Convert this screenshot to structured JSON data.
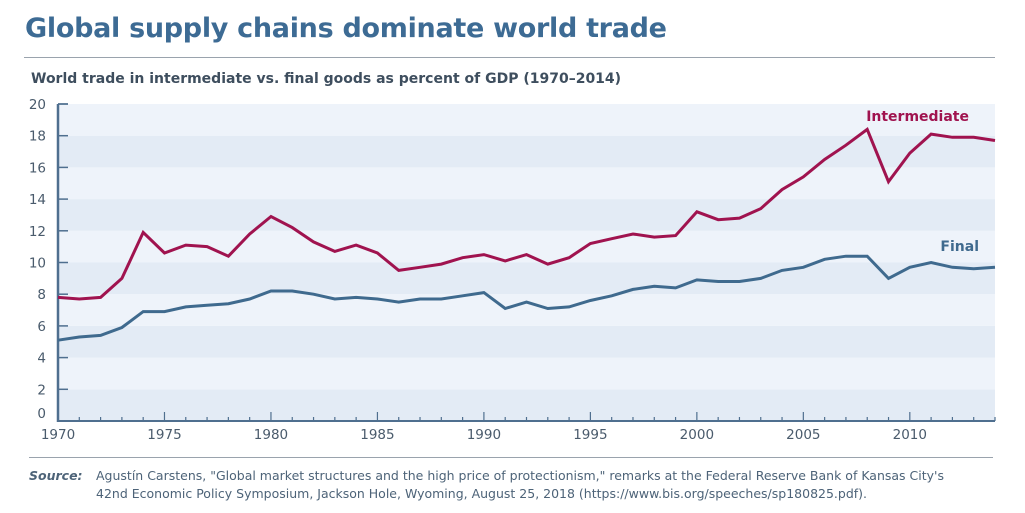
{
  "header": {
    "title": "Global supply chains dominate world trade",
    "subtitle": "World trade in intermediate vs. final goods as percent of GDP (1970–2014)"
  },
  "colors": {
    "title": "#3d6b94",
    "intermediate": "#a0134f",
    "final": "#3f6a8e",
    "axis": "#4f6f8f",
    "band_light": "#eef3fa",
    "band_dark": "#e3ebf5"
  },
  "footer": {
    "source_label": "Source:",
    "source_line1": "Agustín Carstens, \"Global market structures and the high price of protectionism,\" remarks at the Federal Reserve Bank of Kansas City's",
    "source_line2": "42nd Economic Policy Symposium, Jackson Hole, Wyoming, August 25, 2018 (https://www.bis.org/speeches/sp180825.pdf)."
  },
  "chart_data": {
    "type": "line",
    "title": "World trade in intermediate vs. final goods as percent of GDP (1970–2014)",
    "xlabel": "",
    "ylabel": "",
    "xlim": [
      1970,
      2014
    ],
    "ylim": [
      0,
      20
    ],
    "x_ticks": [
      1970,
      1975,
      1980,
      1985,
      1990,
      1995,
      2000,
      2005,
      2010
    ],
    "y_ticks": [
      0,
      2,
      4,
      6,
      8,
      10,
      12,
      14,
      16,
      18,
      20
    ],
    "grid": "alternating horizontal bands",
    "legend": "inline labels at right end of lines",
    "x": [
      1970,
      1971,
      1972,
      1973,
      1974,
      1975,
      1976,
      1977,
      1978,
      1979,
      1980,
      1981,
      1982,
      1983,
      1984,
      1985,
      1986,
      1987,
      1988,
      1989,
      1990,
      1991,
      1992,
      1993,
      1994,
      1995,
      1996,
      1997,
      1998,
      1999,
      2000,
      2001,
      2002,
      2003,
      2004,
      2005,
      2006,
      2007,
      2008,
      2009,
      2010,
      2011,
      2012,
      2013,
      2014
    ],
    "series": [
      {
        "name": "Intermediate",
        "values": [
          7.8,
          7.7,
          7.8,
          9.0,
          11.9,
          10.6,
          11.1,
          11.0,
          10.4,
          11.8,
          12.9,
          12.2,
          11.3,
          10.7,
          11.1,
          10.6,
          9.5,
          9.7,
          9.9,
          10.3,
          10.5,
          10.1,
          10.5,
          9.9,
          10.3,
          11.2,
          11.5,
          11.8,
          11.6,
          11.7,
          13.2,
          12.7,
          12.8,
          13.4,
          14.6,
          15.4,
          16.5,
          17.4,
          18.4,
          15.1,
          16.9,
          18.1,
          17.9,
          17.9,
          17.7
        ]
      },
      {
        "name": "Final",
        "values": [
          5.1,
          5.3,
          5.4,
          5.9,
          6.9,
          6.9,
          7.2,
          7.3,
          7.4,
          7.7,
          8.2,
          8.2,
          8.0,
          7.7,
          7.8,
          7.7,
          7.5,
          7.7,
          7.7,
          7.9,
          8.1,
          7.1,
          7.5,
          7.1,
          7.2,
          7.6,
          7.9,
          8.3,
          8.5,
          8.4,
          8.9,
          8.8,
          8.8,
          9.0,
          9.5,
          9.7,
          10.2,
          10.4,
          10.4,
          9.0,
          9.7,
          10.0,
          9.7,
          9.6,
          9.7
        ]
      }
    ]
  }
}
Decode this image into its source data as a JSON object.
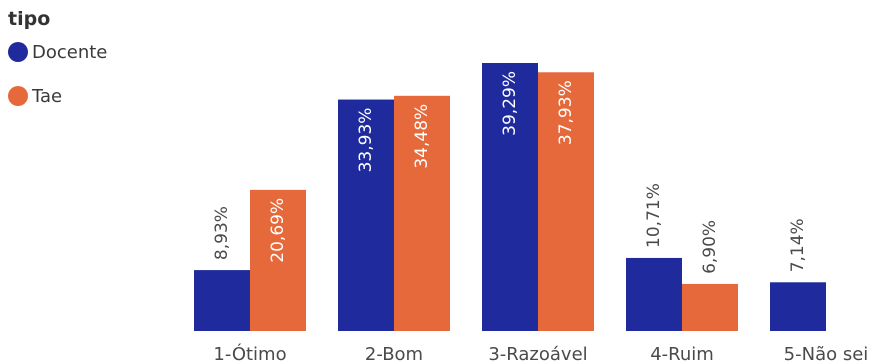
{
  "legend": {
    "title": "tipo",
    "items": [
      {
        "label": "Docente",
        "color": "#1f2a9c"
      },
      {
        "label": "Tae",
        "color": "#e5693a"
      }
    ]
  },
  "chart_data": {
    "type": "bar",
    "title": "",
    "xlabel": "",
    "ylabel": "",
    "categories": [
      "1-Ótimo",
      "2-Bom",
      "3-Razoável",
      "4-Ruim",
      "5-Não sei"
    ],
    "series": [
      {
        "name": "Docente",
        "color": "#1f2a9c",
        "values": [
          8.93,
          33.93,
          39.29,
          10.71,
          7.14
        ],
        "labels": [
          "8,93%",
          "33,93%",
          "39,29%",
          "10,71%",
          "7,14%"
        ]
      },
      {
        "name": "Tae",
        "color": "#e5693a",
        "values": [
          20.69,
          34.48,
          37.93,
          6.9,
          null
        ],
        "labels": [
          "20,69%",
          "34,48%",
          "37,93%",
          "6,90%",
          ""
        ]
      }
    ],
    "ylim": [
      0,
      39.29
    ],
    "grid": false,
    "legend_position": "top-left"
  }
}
+++++
## Task instructions:
Tally how many lines of the data include the word "this". Write the number and nothing else.

## The result:
2